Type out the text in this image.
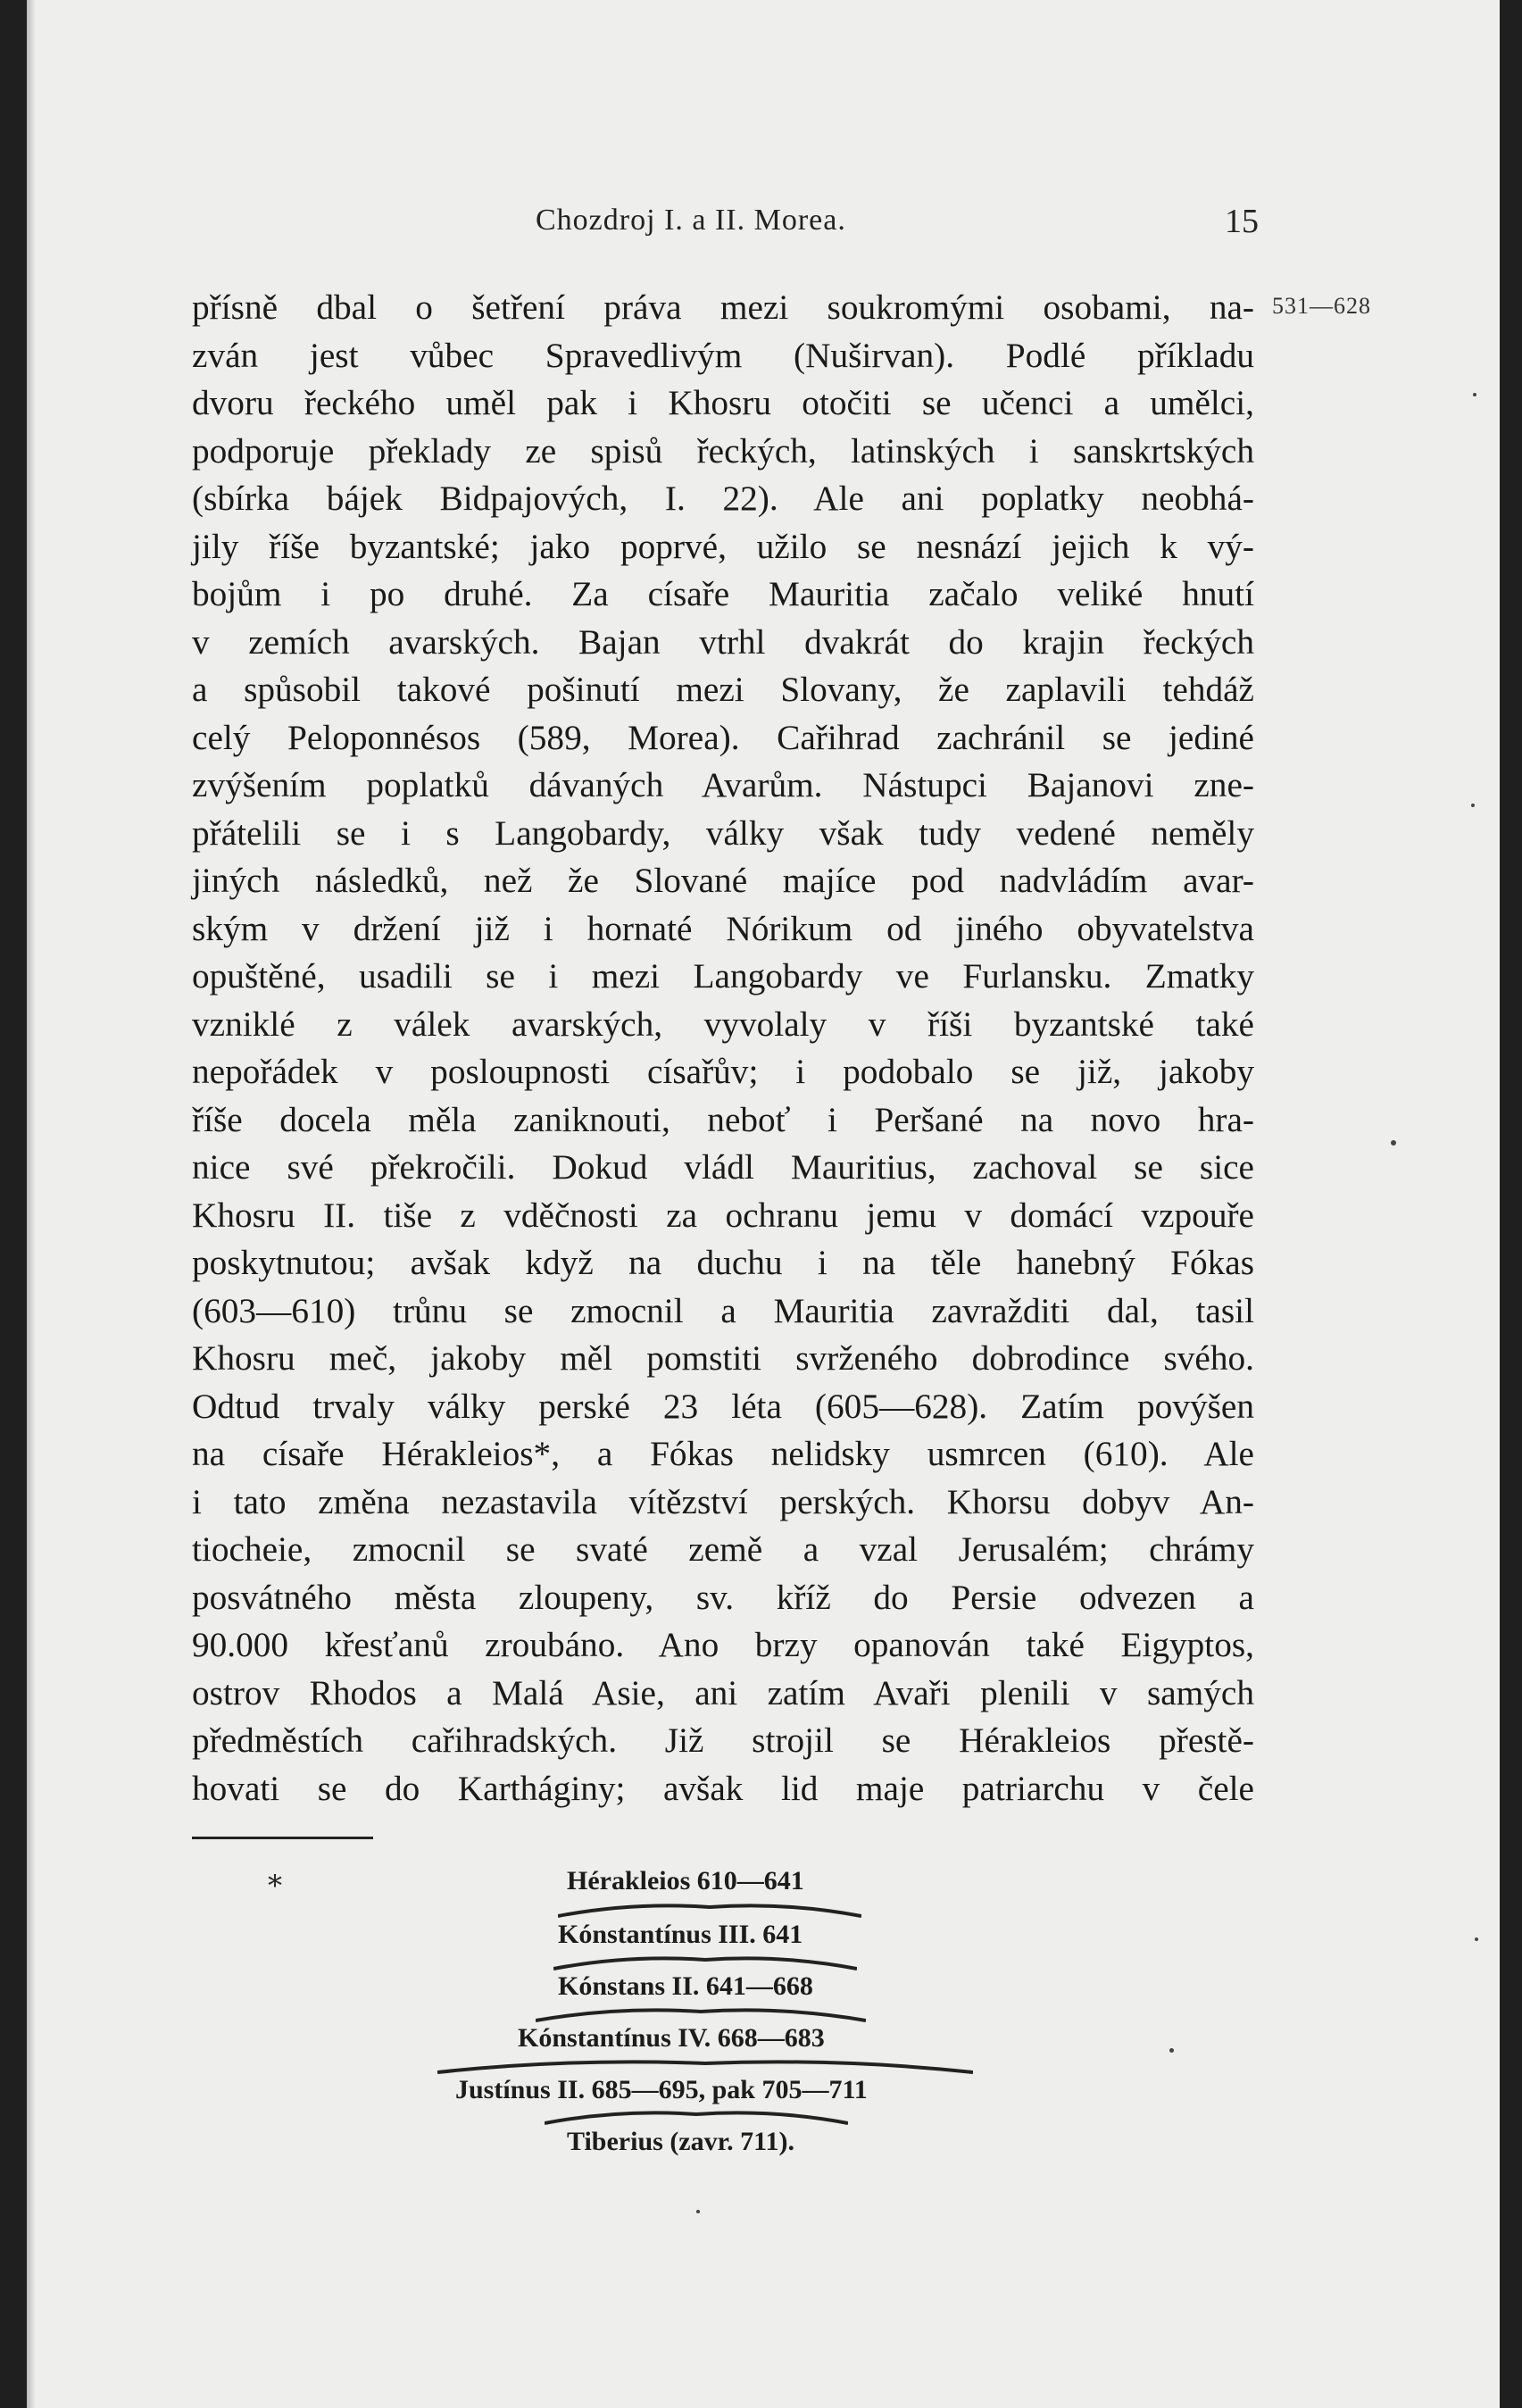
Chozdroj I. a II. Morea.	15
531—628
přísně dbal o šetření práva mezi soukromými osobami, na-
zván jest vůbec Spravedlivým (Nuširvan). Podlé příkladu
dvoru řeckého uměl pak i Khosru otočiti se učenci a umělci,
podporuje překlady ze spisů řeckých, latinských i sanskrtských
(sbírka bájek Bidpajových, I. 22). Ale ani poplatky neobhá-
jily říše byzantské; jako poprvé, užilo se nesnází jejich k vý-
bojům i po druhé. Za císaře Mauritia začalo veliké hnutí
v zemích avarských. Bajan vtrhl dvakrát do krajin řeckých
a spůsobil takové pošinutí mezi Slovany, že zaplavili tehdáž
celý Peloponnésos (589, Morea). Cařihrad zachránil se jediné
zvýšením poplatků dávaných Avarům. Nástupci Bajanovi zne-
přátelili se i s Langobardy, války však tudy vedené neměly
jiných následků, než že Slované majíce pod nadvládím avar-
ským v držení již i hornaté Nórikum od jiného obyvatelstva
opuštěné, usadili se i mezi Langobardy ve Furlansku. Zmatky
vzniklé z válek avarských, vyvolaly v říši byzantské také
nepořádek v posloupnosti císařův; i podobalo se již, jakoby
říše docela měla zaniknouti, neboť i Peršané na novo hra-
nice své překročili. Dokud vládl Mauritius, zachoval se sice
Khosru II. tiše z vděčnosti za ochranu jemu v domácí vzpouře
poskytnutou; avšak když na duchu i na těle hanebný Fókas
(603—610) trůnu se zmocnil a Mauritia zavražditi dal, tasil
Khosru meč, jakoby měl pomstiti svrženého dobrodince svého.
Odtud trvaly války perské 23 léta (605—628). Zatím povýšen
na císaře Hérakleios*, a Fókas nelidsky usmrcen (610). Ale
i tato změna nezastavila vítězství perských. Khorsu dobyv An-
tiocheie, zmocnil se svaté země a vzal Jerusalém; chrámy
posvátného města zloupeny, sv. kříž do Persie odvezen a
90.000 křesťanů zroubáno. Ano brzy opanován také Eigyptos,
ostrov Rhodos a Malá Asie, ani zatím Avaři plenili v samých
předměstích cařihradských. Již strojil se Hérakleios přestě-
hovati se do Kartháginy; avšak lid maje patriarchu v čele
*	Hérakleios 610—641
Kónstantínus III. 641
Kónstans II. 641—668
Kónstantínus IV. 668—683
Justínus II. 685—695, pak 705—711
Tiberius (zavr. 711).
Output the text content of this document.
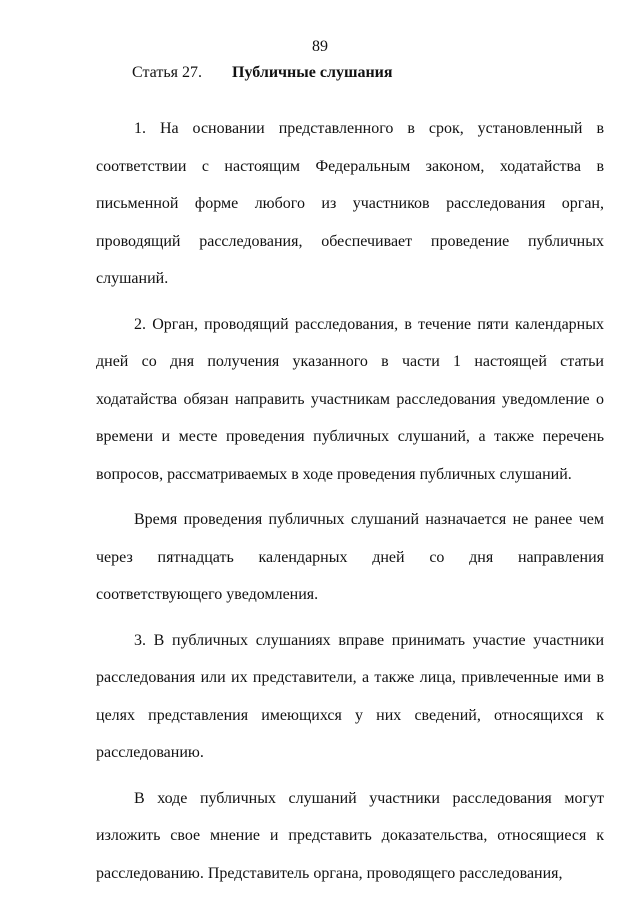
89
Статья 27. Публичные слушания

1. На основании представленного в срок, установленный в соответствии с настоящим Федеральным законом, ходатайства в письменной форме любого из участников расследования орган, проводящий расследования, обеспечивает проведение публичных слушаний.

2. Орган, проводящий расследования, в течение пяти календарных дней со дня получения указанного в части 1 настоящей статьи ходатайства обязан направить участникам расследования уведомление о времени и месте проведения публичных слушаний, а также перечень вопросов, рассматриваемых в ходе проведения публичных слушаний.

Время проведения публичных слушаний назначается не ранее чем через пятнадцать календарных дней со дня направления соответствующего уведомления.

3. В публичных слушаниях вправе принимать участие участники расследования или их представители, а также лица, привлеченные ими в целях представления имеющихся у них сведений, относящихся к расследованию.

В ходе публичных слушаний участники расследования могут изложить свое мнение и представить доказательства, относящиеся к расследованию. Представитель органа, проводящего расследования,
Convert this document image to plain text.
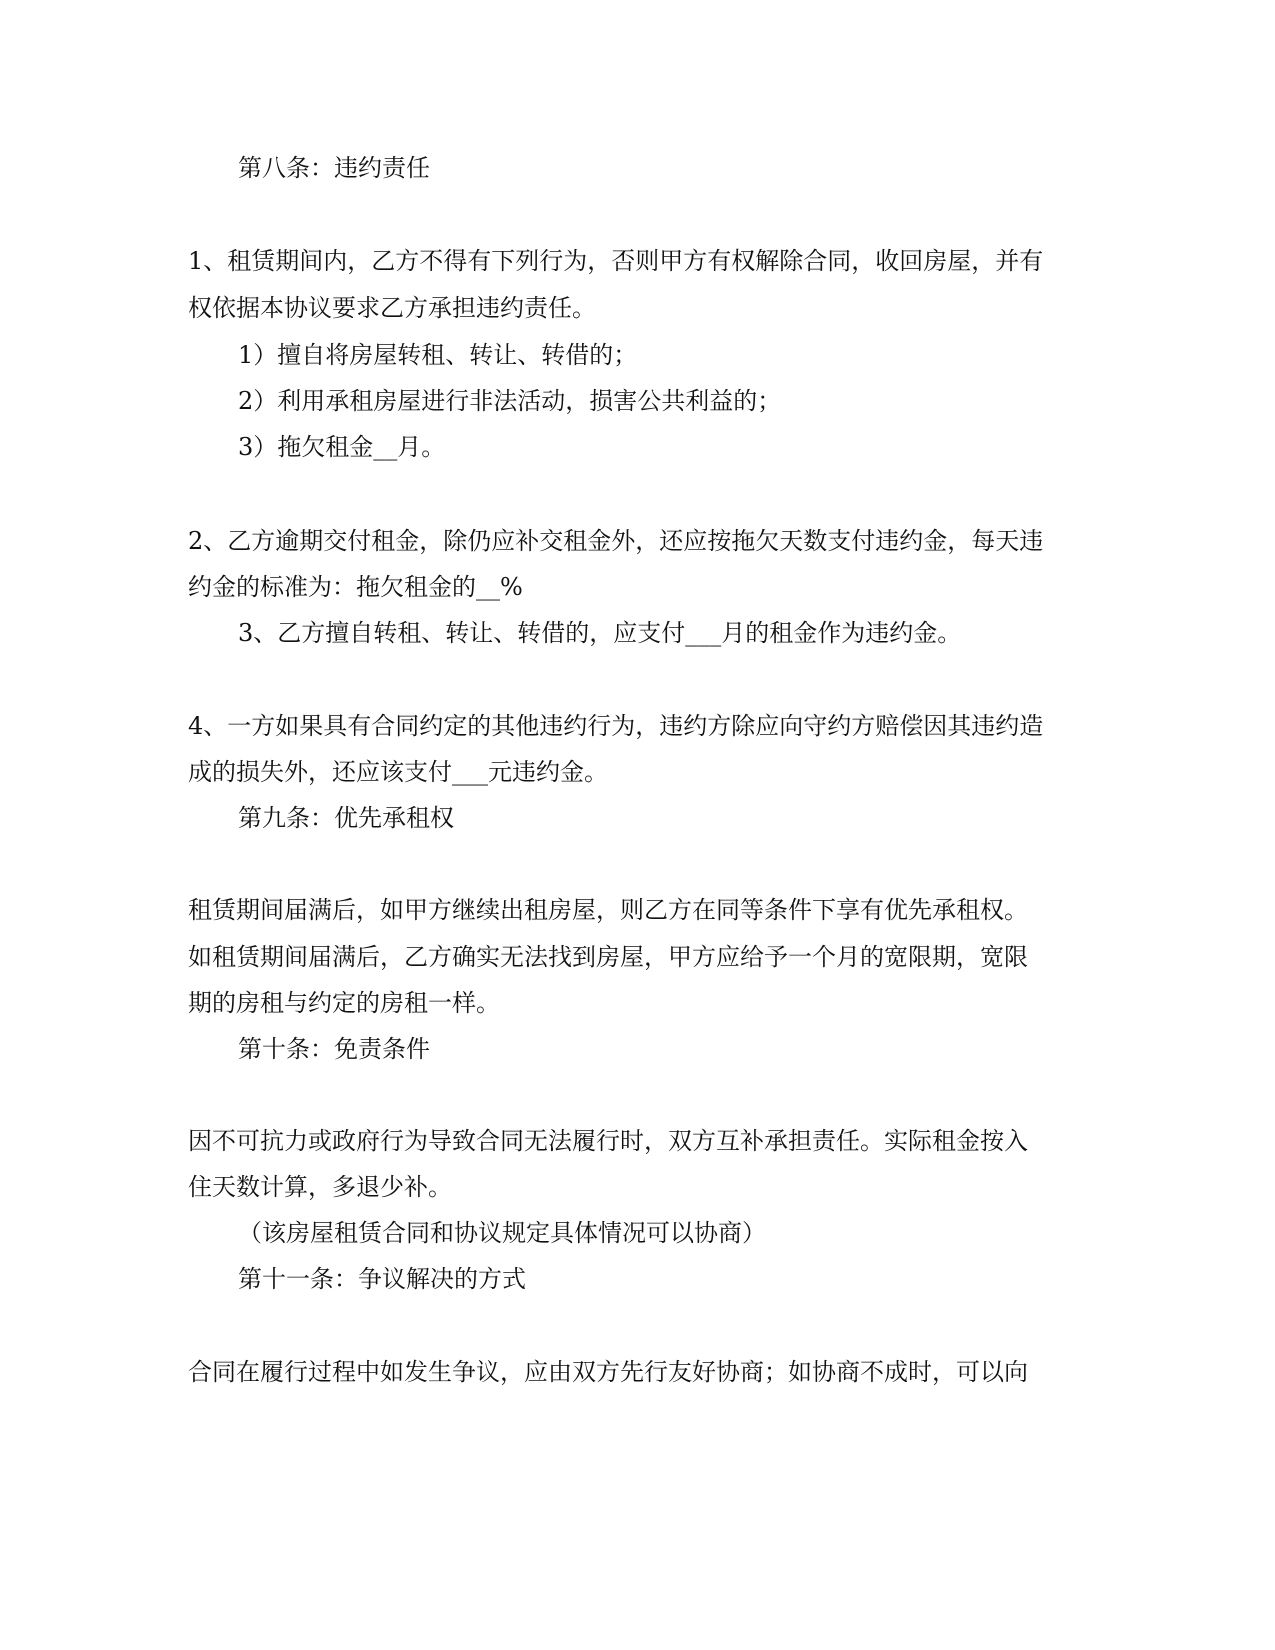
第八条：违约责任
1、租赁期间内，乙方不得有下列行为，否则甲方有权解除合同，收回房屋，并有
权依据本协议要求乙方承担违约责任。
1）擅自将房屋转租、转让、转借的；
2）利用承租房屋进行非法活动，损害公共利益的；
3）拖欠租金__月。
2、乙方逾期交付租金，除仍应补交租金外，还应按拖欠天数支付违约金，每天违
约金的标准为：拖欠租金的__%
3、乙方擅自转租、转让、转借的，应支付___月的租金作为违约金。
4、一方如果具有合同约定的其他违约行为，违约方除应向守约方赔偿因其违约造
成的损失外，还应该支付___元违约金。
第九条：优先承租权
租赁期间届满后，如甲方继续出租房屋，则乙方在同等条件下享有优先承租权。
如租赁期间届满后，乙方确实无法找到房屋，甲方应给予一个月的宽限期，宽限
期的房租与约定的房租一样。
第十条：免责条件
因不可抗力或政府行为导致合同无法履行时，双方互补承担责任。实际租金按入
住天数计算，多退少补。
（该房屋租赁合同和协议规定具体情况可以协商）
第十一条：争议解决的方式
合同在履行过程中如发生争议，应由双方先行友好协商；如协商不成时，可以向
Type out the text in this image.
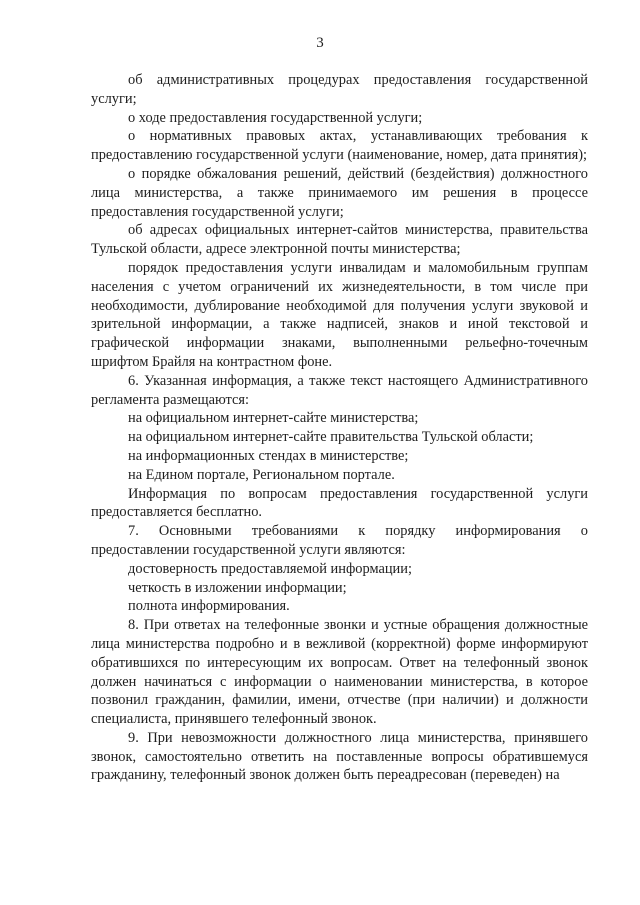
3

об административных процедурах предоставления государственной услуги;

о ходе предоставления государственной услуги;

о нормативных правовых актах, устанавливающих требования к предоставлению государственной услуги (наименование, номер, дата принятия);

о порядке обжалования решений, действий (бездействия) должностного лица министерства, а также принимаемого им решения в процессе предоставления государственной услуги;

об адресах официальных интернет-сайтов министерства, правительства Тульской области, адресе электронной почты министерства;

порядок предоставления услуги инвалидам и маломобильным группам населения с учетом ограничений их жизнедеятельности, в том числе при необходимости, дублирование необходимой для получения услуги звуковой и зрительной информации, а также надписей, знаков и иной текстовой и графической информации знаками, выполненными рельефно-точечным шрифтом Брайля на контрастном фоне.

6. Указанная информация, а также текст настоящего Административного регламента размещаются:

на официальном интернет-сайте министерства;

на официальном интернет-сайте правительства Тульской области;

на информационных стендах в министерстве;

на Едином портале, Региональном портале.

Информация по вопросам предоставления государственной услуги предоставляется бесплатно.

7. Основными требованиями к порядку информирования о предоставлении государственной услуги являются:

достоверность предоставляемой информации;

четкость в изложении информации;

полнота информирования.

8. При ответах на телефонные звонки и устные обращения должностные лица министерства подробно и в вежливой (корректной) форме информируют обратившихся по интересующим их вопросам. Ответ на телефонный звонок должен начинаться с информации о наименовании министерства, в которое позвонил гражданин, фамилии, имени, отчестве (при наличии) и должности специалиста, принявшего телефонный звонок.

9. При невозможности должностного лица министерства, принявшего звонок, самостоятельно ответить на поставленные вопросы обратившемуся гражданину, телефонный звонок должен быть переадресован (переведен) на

# # # #

— TASK INSTRUCTIONS —
Find the lines containing "byzantské" and pull them out.

— SOLUTION —
jily říše byzantské; jako poprvé, užilo se nesnází jejich k vý-
vzniklé z válek avarských, vyvolaly v říši byzantské také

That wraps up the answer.